__Short problem__
Every line of the data that contains the string "this" must be copied.

(Figure record listings)
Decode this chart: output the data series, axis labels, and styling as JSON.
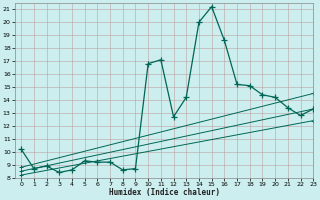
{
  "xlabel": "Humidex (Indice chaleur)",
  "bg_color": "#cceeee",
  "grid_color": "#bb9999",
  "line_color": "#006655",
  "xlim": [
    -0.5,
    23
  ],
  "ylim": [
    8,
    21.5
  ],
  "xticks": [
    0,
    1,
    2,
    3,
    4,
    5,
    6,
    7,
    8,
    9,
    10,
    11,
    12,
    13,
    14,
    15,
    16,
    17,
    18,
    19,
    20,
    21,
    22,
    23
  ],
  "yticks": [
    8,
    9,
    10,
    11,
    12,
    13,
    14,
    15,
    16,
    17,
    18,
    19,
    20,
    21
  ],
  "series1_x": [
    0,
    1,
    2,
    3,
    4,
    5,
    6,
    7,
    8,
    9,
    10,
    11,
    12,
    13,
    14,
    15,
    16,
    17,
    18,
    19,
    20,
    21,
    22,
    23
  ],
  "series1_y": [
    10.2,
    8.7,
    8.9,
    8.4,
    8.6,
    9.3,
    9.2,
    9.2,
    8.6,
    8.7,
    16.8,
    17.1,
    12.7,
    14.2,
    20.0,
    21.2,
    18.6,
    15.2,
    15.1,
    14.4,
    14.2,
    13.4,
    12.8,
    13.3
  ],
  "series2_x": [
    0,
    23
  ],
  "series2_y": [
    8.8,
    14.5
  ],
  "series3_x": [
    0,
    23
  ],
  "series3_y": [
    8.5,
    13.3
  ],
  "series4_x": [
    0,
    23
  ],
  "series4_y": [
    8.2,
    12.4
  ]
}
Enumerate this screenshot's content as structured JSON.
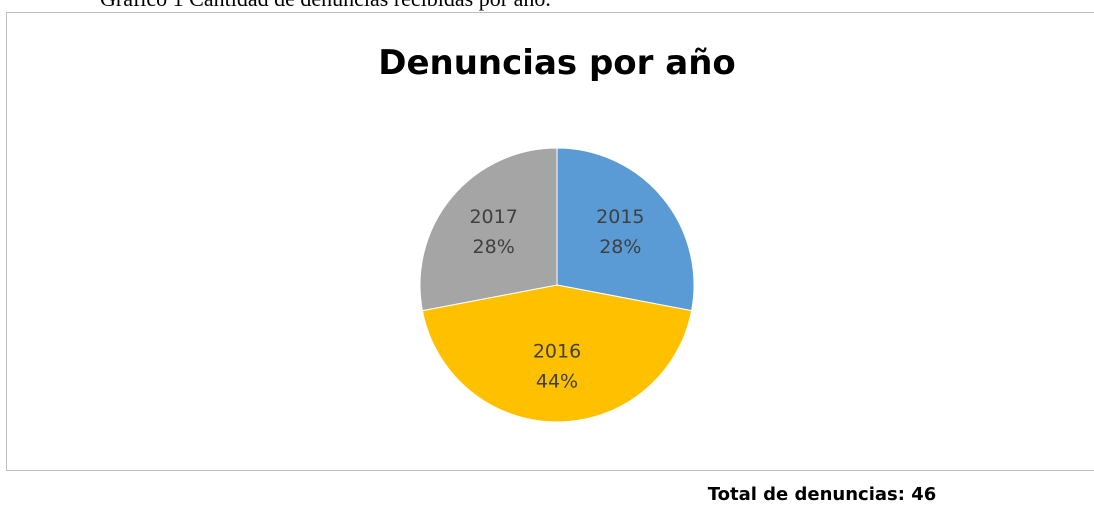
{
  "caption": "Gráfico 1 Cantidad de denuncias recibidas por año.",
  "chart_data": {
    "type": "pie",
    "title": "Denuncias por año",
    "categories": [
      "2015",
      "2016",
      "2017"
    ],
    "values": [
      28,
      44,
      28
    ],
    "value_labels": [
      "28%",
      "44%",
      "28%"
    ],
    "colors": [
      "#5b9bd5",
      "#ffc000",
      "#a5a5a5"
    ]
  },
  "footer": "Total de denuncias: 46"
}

__Task output__
Decode this chart: output the data series, axis labels, and styling as JSON.
Enumerate this screenshot's content as structured JSON.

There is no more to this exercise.